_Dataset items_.
□ □ □ □ □

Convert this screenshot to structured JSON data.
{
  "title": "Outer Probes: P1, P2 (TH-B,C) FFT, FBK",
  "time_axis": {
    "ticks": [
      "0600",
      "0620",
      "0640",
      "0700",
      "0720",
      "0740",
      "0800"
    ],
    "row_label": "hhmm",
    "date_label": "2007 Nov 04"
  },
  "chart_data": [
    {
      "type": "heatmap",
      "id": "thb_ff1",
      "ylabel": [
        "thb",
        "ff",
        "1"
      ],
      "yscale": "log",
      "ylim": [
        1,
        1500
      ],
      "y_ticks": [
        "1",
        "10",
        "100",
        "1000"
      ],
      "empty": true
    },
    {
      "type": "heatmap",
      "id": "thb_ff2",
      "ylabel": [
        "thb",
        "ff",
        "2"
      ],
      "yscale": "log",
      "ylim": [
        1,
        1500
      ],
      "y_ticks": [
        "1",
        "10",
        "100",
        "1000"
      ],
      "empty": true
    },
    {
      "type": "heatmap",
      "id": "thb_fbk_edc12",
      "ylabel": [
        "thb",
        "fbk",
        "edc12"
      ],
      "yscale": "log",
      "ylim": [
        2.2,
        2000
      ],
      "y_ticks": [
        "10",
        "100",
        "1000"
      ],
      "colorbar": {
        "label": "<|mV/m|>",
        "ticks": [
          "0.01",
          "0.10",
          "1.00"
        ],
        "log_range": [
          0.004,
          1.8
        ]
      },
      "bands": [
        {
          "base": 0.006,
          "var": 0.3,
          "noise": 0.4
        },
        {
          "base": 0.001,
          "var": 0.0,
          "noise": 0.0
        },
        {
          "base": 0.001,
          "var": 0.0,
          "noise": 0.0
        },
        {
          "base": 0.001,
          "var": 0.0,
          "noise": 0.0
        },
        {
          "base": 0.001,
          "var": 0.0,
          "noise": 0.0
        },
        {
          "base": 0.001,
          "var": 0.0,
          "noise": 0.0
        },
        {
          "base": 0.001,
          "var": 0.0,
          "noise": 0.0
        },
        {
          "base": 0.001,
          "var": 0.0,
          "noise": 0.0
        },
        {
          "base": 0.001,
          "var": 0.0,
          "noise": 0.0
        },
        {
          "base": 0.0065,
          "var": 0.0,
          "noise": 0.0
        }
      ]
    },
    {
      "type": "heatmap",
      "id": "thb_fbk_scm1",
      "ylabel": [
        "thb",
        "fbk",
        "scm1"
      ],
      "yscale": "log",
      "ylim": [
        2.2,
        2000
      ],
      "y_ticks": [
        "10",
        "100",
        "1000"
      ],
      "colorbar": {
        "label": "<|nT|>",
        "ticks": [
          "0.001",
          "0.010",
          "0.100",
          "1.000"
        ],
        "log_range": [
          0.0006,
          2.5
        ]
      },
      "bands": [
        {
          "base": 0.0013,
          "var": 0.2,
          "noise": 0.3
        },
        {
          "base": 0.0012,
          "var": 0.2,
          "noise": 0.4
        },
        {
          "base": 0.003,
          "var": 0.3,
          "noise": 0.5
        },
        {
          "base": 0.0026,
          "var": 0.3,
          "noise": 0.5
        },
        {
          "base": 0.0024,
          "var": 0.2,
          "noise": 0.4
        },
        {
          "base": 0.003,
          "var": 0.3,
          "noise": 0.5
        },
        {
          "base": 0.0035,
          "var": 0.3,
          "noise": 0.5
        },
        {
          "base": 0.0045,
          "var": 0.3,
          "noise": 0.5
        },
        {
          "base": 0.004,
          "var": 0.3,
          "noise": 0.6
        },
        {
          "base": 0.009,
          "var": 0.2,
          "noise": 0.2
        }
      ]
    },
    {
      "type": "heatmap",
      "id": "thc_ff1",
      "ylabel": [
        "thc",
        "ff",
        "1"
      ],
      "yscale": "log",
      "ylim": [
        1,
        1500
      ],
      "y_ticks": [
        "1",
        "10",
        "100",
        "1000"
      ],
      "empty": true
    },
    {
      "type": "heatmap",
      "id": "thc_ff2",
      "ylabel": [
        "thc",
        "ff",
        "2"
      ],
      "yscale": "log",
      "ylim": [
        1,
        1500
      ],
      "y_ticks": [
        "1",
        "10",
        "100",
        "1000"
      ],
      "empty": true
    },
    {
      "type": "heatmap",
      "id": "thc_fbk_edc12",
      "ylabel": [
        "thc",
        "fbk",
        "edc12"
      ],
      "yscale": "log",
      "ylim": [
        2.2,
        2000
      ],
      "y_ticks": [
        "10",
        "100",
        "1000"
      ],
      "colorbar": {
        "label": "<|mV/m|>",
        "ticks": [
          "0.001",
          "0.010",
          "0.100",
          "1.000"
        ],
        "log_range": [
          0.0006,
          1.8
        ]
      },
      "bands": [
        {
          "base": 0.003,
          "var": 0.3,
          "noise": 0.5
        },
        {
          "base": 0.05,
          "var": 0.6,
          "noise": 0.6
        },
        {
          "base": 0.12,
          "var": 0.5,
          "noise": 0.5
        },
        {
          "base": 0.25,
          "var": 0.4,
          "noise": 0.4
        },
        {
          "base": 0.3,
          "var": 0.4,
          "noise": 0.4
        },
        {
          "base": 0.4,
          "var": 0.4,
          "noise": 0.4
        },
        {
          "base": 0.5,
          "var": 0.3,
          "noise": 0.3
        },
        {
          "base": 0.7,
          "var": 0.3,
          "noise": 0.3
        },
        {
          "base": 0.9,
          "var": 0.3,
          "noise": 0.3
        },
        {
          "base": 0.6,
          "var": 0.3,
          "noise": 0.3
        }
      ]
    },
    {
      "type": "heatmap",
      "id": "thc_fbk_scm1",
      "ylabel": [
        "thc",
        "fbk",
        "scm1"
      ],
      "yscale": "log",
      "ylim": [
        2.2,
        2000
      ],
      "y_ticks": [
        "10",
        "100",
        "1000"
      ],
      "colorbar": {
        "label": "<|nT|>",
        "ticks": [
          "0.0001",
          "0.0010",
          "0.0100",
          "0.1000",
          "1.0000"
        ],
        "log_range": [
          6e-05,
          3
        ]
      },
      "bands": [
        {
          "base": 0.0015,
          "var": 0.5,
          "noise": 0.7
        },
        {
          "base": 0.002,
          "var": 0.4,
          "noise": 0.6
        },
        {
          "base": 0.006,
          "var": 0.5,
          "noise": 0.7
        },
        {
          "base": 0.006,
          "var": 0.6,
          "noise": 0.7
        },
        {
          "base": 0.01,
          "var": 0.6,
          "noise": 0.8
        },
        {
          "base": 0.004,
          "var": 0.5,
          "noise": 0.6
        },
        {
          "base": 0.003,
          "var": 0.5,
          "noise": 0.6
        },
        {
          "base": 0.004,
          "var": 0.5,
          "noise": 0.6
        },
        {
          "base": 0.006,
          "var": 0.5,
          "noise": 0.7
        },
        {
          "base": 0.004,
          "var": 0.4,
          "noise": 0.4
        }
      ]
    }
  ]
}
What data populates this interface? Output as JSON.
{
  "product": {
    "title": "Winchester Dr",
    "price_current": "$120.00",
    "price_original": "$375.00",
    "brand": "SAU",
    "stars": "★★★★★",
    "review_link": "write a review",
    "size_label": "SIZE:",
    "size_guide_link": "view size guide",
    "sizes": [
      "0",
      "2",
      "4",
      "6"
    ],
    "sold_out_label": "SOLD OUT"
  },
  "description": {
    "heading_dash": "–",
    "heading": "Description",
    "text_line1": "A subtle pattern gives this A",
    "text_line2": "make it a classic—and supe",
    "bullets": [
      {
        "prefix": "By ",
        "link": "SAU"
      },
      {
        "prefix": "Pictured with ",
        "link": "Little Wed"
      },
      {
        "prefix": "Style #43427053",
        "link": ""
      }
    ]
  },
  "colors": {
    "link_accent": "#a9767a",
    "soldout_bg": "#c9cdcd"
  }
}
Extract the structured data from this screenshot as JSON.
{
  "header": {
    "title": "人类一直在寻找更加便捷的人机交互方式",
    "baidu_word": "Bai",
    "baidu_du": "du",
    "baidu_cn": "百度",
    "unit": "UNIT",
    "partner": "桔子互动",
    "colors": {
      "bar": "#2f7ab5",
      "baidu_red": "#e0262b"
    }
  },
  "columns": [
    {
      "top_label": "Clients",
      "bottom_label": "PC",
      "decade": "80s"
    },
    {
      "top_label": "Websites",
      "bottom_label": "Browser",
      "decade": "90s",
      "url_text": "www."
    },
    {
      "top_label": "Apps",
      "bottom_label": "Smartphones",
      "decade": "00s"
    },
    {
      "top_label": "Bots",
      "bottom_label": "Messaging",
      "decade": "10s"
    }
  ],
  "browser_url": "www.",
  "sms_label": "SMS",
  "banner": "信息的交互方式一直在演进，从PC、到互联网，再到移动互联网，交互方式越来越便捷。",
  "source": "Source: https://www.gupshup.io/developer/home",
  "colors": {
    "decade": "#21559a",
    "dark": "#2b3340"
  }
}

□ □ □ □ □

_YOUR OBJECTIVE_. Output the line containing "Extract the structured" and all lines after it to the end of the records, exactly as given.

_WRITTEN ANSWER_.
Extract the structured data from this screenshot as JSON.
{
  "header": {
    "title": "人类一直在寻找更加便捷的人机交互方式",
    "baidu_word": "Bai",
    "baidu_du": "du",
    "baidu_cn": "百度",
    "unit": "UNIT",
    "partner": "桔子互动",
    "colors": {
      "bar": "#2f7ab5",
      "baidu_red": "#e0262b"
    }
  },
  "columns": [
    {
      "top_label": "Clients",
      "bottom_label": "PC",
      "decade": "80s"
    },
    {
      "top_label": "Websites",
      "bottom_label": "Browser",
      "decade": "90s",
      "url_text": "www."
    },
    {
      "top_label": "Apps",
      "bottom_label": "Smartphones",
      "decade": "00s"
    },
    {
      "top_label": "Bots",
      "bottom_label": "Messaging",
      "decade": "10s"
    }
  ],
  "browser_url": "www.",
  "sms_label": "SMS",
  "banner": "信息的交互方式一直在演进，从PC、到互联网，再到移动互联网，交互方式越来越便捷。",
  "source": "Source: https://www.gupshup.io/developer/home",
  "colors": {
    "decade": "#21559a",
    "dark": "#2b3340"
  }
}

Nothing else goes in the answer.